#### [ИСХОДНЫЙ ТЕКСТ]
Тут на русскую сцену и выходит Наполеон. Его задачей было сокрушить Англию, а для этого нужна была помощь России. Война эта, как и большинство войн, носила экономический характер, боролись за рынки сбыта. Наполеон ввел континентальную систему, запрещающую английским кораблям входить в порты союзников. А с Павлом он был согласен дружить. Для начала он вернул России пять тысяч наших пленных, вернул с оружием, в новых мундирах, а взамен попросил своих пленных солдат. Жест был красивый. Конечно, Павел заглотил наживку. Начались переговоры, потом переписка.
А тут весьма кстати французы получили назад Мальту, по Амьенскому договору англичане обязаны были через год «очистить» остров. Наполеон тут же стал делить шкуру неубитого медведя, он намекнул Павлу, что подарит ему Мальту. Сбывались все мечты, Господь услышал его молитвы, он вернет Мальту своим верным рыцарям.
Первое письмо Наполеону (18 декабря): «Я не говорю и не хочу говорить ни о правах, ни о принципах различных образов правления, принятых каждой страной. Но… я готов выслушать Вас и говорить с Вами». Павел уже ждет нападения англичан и заключает союз с Данией и Швецией, далее дает распоряжение об обороне Соловецких островов — на всякий случай.
Итогом переписки Павла с Наполеоном стал еще один фантастический проект, который затмил по масштабу даже «испанские замки» его матушки. Наполеону надо подорвать могущество Англии на суше, на море и в Индии. В последнем Павел должен ему помочь. Наполеон так сформулировал задачу: «Изгнать безвозвратно англичан из Индостана, освободить эти прекрасные и богатые страны от британского ига». Документов о подготовке французских войск в поход на Индию осталось очень мало. Во всяком случае, сам Наполеон освобождать «прекрасные страны» не торопился, а Павел был весь «огонь и пламень». 12 января 1801 года казачье войско (22 507 человек) с пушками и полным вооружением, даже двенадцать верблюдов было «в арсенале», но без плана кампании, без подготовки, практически без карт направилось по заснеженным степям на Восток. Куда? Завоевывать Индию. План кампании содержался в строгой тайне, но очень скоро слухи просочились в гостиные. Господи, что мы там потеряли? Теперь уж обе столицы, и Петербург, и Москва, при упоминании имени императора вертели пальцем у виска — безумен, конечно, безумен… Однако сам Наполеон вовсе не считал этот проект безумным. Он и в войну с Россией ввязался, чтобы раздавить Англию. Россия нужна была ему послушной.

#### [СОХРАНЁННЫЕ ДАННЫЕ]
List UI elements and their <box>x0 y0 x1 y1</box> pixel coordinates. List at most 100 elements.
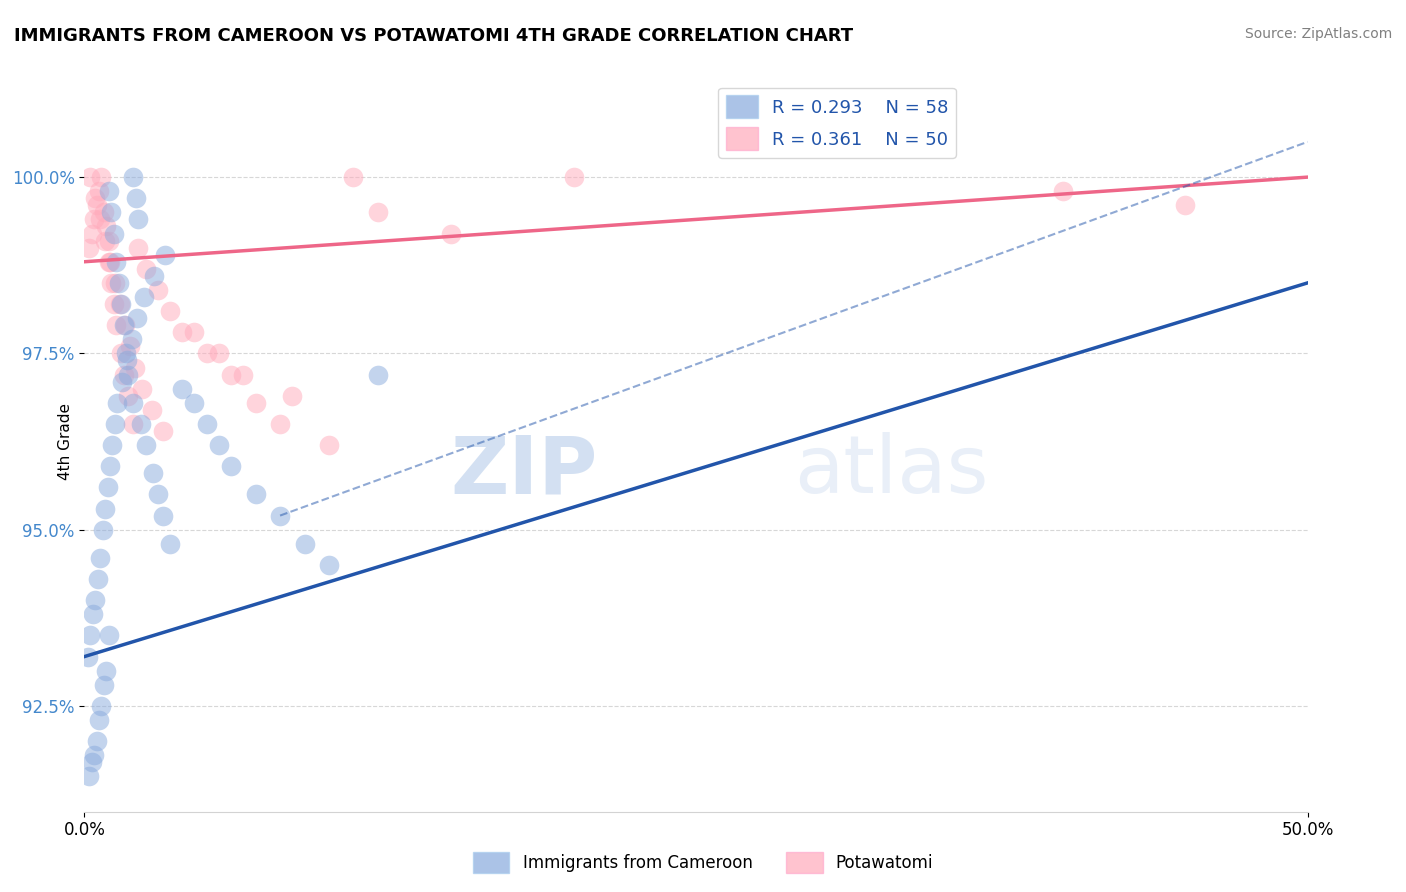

#### [УСЛОВИЯ ЗАДАНИЯ]
a) Сколько человек насчитывало казачье войско, выступившее 12 января 1801 года, согласно тексту о Павле и Наполеоне?
b) Напишите продолжение текста о Павле и Наполеоне, которое начинается сразу после его последнего предложения.

#### [ИТОГОВЫЕ ОТВЕТЫ]
a) 22 507 человек.

b)
Заговор
Первым о смещении императора при регентстве сына Александра заговорил Н. П. Панин — сын генерала Петра Панина и племянник Никиты Панина, важного государственного деятеля и воспитателя Павла. Н. П. Панину двадцать девять лет, он дипломат, тайный советник, в 1799 году он стал вице-канцлером Коллегии иностранных дел, то есть вторым лицом после канцлера Ростопчина — правой руки императора Павла. К истокам заговора следует также отнести авантюрного склада даму О. А. Жеребцову — родную сестру Платона Зубова и английского посла лорда Витворда (ее любовника). Англия в устранении Павла принимала самое горячее участие.
Потом появился Петр Алексеевич Пален, курляндец, человек ловкий, веселый, умный, беспринципный, назначенный Павлом генерал-губернатором Петербурга. Эйдельман: «Пален был ярчайшим представителем того мощного клана «просвещенных циников», которых прежде возглавляла Екатерина II и Потемкин».
Н. П. Панин первым завел с Александром разговор о регентстве. Наследник не соглашался, потом к уговорам присоединился Пален, в ход пошли слова о «высоком долге, страдающем Отечестве, государь болен, Россию надо спасать!». Сам Пален говорил, что Александр «знал и не хотел знать». Чарторыйский в «Записках» пишет о сокровенном желании наследника — делайте, что хотите, но без меня. Что ж, его можно понять. Он не хотел, не мог брать на себя ответственность в столь серьезном деле.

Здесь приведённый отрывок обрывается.